(Dataset items)
────────────────────

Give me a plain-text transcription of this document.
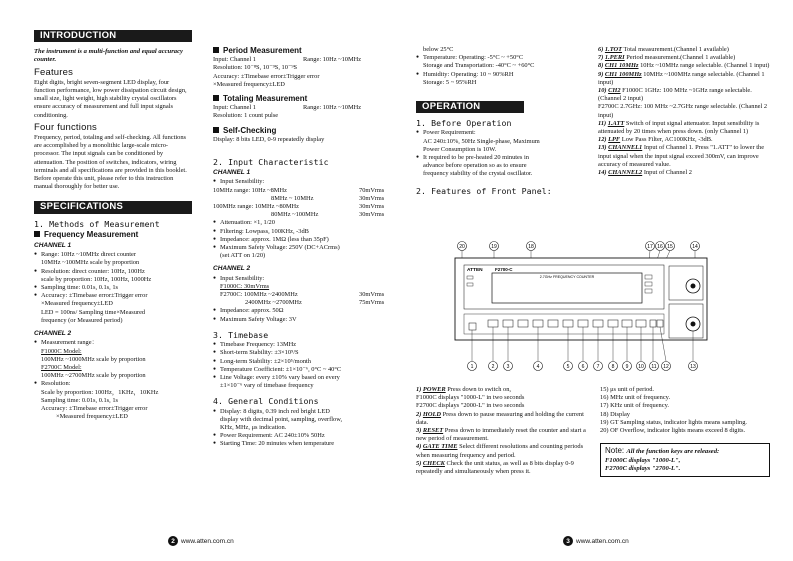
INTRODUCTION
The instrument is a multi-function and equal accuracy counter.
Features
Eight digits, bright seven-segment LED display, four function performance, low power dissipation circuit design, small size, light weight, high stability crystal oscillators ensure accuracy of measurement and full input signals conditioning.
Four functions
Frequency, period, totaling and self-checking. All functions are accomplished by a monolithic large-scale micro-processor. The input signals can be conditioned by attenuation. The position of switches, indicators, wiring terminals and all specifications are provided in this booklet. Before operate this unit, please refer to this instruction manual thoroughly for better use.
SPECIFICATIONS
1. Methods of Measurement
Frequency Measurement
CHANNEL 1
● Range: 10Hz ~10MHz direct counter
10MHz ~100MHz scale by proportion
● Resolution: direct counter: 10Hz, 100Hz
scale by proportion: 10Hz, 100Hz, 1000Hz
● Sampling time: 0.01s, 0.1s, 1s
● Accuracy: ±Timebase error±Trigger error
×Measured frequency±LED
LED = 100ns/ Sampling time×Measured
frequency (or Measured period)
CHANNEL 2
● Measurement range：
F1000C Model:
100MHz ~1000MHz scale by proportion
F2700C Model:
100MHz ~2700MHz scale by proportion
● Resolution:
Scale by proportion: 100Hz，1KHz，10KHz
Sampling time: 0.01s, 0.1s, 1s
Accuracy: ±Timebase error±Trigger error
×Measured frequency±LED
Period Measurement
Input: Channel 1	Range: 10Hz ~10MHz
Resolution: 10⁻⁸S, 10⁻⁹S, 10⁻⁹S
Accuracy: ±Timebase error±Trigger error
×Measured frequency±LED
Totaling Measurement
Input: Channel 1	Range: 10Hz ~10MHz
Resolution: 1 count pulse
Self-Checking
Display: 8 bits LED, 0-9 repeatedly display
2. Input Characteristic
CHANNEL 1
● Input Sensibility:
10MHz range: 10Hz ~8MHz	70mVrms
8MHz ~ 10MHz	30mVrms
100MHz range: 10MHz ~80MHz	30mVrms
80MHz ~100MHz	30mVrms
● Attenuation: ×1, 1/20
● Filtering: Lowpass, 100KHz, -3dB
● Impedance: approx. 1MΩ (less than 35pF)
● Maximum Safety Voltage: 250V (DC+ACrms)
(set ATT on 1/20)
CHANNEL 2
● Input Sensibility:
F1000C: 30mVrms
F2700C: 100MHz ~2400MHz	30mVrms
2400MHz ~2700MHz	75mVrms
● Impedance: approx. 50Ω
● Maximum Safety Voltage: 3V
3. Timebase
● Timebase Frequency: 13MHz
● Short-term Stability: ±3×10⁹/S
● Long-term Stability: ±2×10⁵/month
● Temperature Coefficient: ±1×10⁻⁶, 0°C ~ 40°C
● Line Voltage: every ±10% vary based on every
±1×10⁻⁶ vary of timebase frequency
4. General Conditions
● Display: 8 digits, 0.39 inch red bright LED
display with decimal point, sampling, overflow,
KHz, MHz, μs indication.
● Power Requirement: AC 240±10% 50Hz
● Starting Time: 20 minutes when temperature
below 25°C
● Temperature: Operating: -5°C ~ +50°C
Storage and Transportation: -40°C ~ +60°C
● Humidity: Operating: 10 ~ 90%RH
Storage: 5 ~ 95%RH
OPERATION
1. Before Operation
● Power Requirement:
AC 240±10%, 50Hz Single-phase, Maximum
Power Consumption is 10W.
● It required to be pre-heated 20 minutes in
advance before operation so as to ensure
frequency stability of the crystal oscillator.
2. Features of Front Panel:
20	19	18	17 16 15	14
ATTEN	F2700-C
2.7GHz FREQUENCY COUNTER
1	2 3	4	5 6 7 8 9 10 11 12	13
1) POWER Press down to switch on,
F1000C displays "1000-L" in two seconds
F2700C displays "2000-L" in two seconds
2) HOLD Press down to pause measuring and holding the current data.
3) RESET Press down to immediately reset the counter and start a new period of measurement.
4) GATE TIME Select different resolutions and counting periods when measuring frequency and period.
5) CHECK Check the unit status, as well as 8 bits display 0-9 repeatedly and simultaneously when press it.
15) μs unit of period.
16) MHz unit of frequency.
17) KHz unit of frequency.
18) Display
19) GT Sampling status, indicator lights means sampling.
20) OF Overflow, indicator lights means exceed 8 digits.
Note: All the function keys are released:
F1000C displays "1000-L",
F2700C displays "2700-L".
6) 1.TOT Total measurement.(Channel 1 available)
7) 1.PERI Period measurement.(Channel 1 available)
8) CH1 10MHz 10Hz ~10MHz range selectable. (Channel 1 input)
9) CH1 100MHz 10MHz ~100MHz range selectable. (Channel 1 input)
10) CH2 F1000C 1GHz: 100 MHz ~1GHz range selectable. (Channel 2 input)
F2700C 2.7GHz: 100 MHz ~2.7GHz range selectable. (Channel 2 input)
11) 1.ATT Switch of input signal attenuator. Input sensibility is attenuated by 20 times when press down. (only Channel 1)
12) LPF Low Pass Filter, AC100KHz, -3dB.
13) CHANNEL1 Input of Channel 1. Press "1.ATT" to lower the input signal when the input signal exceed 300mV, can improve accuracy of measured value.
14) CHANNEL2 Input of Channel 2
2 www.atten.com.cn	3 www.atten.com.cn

────────────────────

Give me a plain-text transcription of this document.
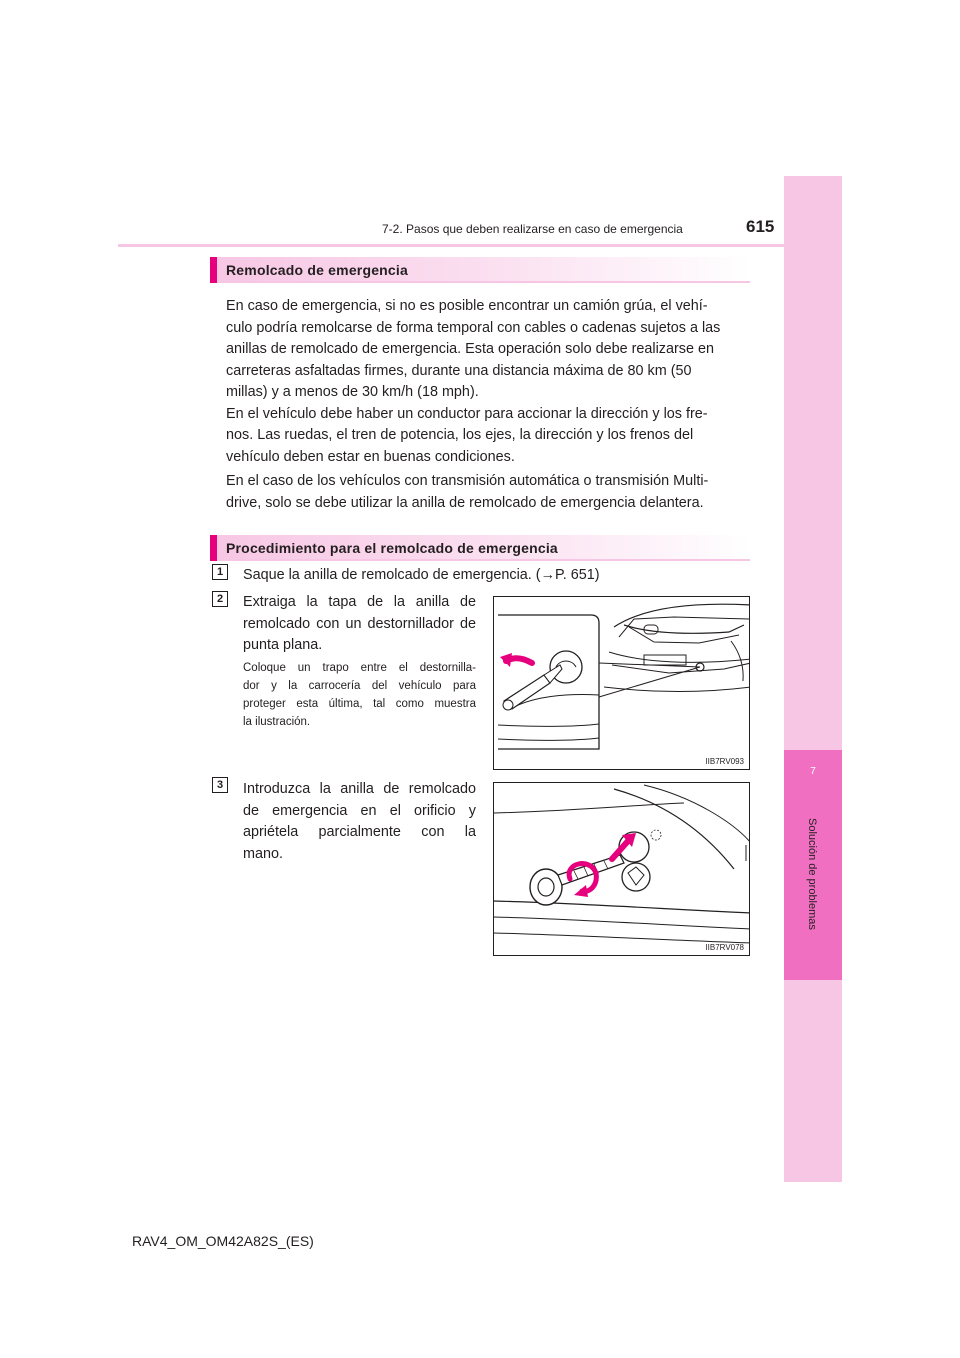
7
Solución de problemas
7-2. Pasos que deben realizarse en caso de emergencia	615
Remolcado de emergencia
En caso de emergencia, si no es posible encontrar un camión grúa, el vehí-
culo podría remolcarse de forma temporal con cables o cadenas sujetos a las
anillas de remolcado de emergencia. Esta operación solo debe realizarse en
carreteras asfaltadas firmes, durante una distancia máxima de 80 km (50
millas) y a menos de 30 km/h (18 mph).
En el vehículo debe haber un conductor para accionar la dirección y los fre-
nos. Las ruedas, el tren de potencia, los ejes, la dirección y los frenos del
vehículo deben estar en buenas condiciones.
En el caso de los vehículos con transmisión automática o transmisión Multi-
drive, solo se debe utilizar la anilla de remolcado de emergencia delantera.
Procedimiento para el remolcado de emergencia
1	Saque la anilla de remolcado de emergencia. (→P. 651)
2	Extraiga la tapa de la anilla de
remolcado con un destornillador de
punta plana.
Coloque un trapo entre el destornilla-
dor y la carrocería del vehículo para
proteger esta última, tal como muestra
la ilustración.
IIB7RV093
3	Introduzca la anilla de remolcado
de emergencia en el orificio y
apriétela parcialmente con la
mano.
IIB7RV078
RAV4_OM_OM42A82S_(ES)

────────────────────

Find all lines with "realizarse" in them and copy each one.

▸ **Result of the task**
7-2. Pasos que deben realizarse en caso de emergencia	615
anillas de remolcado de emergencia. Esta operación solo debe realizarse en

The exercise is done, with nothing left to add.